Data entries for graphics:
------------------------------------------------------------

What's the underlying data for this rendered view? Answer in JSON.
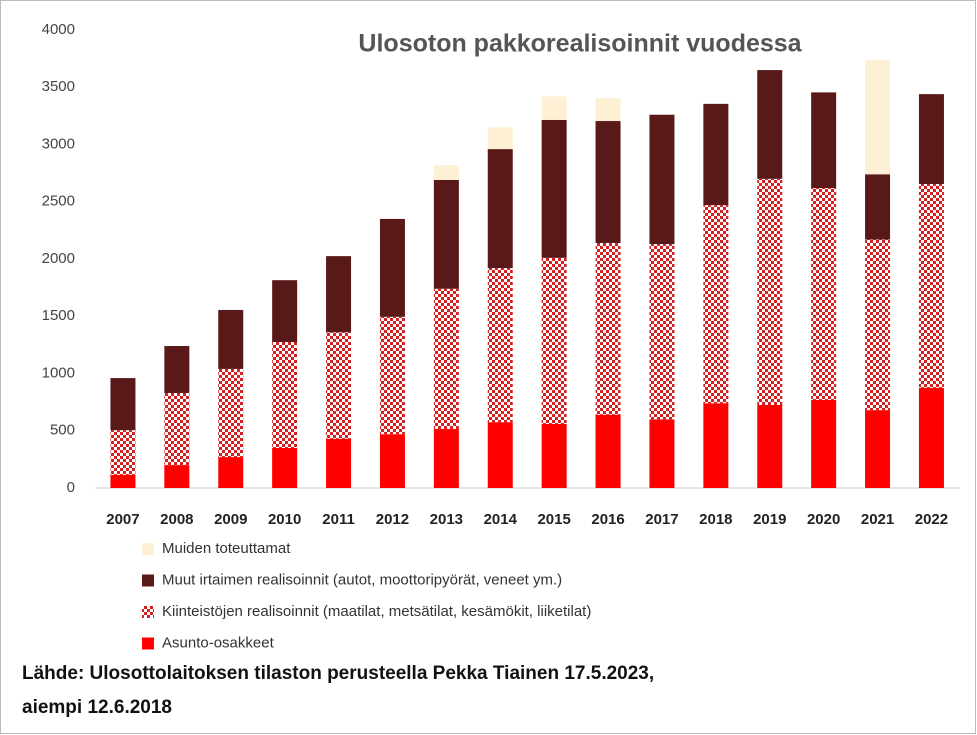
{
  "chart_data": {
    "type": "bar",
    "stacked": true,
    "title": "Ulosoton pakkorealisoinnit vuodessa",
    "categories": [
      "2007",
      "2008",
      "2009",
      "2010",
      "2011",
      "2012",
      "2013",
      "2014",
      "2015",
      "2016",
      "2017",
      "2018",
      "2019",
      "2020",
      "2021",
      "2022"
    ],
    "series": [
      {
        "name": "Asunto-osakkeet",
        "color": "#ff0000",
        "values": [
          115,
          200,
          270,
          350,
          430,
          470,
          515,
          575,
          560,
          640,
          600,
          740,
          725,
          770,
          680,
          875
        ]
      },
      {
        "name": "Kiinteistöjen realisoinnit (maatilat, metsätilat, kesämökit, liiketilat)",
        "color": "#d42020",
        "pattern": "checkered",
        "values": [
          390,
          630,
          770,
          925,
          930,
          1025,
          1225,
          1345,
          1450,
          1500,
          1530,
          1730,
          1975,
          1850,
          1490,
          1780
        ]
      },
      {
        "name": "Muut irtaimen realisoinnit (autot, moottoripyörät, veneet ym.)",
        "color": "#5a1919",
        "values": [
          455,
          410,
          515,
          540,
          665,
          855,
          950,
          1040,
          1205,
          1065,
          1130,
          885,
          950,
          835,
          570,
          785
        ]
      },
      {
        "name": "Muiden toteuttamat",
        "color": "#fdf0d5",
        "values": [
          0,
          0,
          0,
          0,
          0,
          0,
          130,
          190,
          205,
          200,
          0,
          0,
          0,
          0,
          1000,
          0
        ]
      }
    ],
    "ylim": [
      0,
      4000
    ],
    "yticks": [
      0,
      500,
      1000,
      1500,
      2000,
      2500,
      3000,
      3500,
      4000
    ],
    "grid": false,
    "source": [
      "Lähde: Ulosottolaitoksen tilaston perusteella Pekka Tiainen 17.5.2023,",
      "aiempi 12.6.2018"
    ]
  }
}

------------------------------------------------------------

### WORK INSTRUCTIONS
Give an exact copy of the material, leaving out every picture.

### REPLY TO THE TASK
What's the underlying data for this rendered view? Answer in JSON.
{
  "chart_data": {
    "type": "bar",
    "stacked": true,
    "title": "Ulosoton pakkorealisoinnit vuodessa",
    "categories": [
      "2007",
      "2008",
      "2009",
      "2010",
      "2011",
      "2012",
      "2013",
      "2014",
      "2015",
      "2016",
      "2017",
      "2018",
      "2019",
      "2020",
      "2021",
      "2022"
    ],
    "series": [
      {
        "name": "Asunto-osakkeet",
        "color": "#ff0000",
        "values": [
          115,
          200,
          270,
          350,
          430,
          470,
          515,
          575,
          560,
          640,
          600,
          740,
          725,
          770,
          680,
          875
        ]
      },
      {
        "name": "Kiinteistöjen realisoinnit (maatilat, metsätilat, kesämökit, liiketilat)",
        "color": "#d42020",
        "pattern": "checkered",
        "values": [
          390,
          630,
          770,
          925,
          930,
          1025,
          1225,
          1345,
          1450,
          1500,
          1530,
          1730,
          1975,
          1850,
          1490,
          1780
        ]
      },
      {
        "name": "Muut irtaimen realisoinnit (autot, moottoripyörät, veneet ym.)",
        "color": "#5a1919",
        "values": [
          455,
          410,
          515,
          540,
          665,
          855,
          950,
          1040,
          1205,
          1065,
          1130,
          885,
          950,
          835,
          570,
          785
        ]
      },
      {
        "name": "Muiden toteuttamat",
        "color": "#fdf0d5",
        "values": [
          0,
          0,
          0,
          0,
          0,
          0,
          130,
          190,
          205,
          200,
          0,
          0,
          0,
          0,
          1000,
          0
        ]
      }
    ],
    "ylim": [
      0,
      4000
    ],
    "yticks": [
      0,
      500,
      1000,
      1500,
      2000,
      2500,
      3000,
      3500,
      4000
    ],
    "grid": false,
    "source": [
      "Lähde: Ulosottolaitoksen tilaston perusteella Pekka Tiainen 17.5.2023,",
      "aiempi 12.6.2018"
    ]
  }
}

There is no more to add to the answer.